====== DATA PROVIDED ======
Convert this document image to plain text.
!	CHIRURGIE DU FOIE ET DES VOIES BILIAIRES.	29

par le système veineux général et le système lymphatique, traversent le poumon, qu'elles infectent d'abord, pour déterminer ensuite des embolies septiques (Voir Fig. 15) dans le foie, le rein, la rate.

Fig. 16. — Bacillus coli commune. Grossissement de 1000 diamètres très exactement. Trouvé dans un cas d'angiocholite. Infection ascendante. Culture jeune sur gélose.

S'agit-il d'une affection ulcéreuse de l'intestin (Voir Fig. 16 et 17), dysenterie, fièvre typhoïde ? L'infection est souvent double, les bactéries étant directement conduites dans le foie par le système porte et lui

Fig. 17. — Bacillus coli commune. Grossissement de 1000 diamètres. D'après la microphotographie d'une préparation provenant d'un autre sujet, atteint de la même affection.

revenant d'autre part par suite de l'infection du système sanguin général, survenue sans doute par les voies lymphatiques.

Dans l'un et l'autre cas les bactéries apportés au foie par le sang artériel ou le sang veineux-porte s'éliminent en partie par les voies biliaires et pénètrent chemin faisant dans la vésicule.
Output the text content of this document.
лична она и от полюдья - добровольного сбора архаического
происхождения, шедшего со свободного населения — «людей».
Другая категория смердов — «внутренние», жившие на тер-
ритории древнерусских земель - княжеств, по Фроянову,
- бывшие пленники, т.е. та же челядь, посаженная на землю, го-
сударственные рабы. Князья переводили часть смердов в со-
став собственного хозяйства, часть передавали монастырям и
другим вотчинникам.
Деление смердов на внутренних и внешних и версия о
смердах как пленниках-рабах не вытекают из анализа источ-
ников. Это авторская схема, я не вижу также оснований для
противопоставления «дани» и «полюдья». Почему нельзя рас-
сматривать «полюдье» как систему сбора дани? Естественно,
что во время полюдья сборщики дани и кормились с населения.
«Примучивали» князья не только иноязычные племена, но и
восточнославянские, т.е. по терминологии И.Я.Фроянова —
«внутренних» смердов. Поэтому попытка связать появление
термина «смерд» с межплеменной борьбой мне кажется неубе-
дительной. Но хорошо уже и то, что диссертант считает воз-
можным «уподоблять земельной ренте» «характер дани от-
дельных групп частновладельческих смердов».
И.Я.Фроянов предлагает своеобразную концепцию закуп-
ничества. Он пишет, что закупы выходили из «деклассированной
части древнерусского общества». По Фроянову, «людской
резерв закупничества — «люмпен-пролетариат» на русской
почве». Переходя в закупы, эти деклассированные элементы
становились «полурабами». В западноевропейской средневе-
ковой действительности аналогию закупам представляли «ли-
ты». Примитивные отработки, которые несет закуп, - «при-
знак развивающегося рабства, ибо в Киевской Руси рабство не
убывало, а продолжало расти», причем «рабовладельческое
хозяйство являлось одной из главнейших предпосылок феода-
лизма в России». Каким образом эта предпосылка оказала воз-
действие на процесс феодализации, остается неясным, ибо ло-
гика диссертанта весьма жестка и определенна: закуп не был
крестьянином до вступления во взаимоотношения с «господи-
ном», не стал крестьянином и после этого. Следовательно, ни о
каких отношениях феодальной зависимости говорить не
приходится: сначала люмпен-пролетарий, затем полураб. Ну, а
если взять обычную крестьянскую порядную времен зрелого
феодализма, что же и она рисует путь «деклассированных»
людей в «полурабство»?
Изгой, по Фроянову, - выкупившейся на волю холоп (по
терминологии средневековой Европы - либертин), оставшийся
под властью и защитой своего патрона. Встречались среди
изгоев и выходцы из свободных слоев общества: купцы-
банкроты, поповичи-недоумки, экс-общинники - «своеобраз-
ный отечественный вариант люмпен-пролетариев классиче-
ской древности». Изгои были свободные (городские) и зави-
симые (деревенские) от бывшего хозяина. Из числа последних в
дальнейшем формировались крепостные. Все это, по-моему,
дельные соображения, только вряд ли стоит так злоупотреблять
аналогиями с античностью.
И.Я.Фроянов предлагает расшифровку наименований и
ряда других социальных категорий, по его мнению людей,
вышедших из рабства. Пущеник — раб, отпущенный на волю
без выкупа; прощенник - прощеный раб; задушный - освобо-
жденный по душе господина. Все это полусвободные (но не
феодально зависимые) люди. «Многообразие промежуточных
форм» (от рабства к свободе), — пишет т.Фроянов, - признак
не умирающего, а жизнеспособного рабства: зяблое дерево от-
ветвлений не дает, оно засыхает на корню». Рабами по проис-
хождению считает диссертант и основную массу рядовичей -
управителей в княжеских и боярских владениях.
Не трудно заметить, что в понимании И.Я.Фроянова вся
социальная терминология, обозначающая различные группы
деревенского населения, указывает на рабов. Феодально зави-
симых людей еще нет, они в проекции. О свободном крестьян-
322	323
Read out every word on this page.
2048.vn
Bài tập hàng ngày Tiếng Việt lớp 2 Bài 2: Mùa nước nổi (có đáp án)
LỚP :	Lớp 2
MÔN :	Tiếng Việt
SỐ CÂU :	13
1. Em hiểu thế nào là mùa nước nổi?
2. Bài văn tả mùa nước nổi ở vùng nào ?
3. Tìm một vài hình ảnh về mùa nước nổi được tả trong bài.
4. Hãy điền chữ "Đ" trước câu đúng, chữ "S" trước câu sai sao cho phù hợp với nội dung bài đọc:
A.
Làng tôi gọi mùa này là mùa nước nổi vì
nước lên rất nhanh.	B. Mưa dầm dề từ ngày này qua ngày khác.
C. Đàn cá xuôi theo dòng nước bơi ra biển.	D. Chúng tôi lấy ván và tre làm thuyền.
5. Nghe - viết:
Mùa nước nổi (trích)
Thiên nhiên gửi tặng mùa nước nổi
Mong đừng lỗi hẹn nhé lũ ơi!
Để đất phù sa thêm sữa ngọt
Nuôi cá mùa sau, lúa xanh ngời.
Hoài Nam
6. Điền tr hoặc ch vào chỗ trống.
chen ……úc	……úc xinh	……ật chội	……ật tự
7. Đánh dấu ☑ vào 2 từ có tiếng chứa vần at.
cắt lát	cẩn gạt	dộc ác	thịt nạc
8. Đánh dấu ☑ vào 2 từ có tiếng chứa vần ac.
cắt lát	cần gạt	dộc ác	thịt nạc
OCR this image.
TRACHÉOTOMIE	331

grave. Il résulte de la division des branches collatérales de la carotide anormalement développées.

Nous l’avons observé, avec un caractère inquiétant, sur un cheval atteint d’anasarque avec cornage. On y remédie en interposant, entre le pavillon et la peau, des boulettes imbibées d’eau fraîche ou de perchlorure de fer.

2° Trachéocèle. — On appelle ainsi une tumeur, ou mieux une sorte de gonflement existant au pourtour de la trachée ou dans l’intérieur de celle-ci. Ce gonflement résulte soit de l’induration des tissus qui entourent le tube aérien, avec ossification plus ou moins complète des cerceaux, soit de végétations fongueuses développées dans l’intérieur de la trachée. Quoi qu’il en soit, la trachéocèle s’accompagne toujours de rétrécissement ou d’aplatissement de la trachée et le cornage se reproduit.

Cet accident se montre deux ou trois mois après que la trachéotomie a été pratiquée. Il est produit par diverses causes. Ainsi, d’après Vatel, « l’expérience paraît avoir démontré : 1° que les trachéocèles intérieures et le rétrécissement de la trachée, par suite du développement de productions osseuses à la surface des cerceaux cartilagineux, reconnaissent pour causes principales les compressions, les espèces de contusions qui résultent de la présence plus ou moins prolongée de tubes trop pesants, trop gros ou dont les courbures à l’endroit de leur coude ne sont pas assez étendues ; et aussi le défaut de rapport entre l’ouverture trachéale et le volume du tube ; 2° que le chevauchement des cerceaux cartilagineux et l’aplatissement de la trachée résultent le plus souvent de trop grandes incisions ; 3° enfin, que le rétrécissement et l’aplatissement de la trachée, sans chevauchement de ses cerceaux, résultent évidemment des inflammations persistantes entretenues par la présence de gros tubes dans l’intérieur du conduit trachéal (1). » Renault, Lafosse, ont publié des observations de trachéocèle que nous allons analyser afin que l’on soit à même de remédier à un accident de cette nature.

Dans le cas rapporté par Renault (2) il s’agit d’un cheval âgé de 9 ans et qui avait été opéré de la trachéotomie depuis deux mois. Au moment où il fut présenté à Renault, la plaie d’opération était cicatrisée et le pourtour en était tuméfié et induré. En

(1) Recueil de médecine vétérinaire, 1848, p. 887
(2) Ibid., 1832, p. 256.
======
WHAT TO PRODUCE: Show the lines of the records that include the string "людей".

THE RESPONSE:
происхождения, шедшего со свободного населения — «людей».
людей в «полурабство»?
ряда других социальных категорий, по его мнению людей,
симых людей еще нет, они в проекции. О свободном крестьян-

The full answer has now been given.